(Collected data)

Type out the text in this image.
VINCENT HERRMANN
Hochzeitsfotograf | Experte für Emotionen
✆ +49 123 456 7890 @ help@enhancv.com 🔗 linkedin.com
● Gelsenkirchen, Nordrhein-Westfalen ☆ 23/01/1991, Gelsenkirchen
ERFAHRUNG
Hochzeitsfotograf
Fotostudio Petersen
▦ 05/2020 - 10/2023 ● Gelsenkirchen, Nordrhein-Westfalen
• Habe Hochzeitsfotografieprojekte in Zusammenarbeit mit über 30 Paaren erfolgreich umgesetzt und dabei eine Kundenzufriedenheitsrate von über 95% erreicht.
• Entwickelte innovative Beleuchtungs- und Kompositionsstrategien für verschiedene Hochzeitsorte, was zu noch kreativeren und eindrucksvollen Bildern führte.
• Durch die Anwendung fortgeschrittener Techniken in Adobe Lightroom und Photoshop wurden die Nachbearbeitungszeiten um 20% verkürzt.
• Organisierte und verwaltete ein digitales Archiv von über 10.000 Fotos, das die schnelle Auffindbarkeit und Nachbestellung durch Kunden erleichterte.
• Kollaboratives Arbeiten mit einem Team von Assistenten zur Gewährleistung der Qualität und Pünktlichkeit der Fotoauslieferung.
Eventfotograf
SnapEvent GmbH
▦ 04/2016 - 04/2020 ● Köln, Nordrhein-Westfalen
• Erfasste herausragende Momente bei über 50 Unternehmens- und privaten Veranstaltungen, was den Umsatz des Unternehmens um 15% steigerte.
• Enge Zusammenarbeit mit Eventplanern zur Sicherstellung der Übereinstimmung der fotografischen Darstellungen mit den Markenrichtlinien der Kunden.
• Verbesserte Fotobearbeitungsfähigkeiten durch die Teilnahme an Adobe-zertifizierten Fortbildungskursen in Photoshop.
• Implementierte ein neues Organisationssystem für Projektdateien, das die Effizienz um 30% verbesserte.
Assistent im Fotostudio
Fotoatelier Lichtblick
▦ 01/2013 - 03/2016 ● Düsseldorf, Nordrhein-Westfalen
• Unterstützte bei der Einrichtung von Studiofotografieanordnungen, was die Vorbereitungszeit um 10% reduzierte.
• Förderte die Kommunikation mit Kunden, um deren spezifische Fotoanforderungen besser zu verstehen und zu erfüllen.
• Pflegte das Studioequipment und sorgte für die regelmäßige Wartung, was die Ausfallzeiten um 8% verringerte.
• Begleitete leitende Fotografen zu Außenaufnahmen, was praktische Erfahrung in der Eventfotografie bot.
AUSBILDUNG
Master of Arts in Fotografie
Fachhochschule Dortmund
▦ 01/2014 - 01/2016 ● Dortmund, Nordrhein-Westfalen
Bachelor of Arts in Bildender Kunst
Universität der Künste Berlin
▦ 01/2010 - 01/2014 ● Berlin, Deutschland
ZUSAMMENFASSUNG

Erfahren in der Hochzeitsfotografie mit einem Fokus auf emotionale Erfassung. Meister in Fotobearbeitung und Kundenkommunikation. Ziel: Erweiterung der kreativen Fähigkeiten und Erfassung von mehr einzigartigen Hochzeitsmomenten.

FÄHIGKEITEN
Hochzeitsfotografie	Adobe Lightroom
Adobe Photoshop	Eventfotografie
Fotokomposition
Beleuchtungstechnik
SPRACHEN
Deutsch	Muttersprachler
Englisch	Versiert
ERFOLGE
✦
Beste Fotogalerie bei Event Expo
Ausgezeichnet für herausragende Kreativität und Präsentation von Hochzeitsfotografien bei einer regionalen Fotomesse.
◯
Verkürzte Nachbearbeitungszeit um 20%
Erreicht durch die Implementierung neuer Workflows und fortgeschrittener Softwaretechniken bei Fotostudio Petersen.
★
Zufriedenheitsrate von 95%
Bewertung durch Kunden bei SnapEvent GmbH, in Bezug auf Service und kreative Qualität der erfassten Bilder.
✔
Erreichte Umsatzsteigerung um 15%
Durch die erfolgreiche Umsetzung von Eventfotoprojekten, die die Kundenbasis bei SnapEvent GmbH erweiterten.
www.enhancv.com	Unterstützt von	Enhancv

> _Task statement_
Extract every line containing the string "herausragende" from the material.

> _Full answer_
• Erfasste herausragende Momente bei über 50 Unternehmens- und privaten Veranstaltungen, was den Umsatz des Unternehmens um 15% steigerte.
Ausgezeichnet für herausragende Kreativität und Präsentation von Hochzeitsfotografien bei einer regionalen Fotomesse.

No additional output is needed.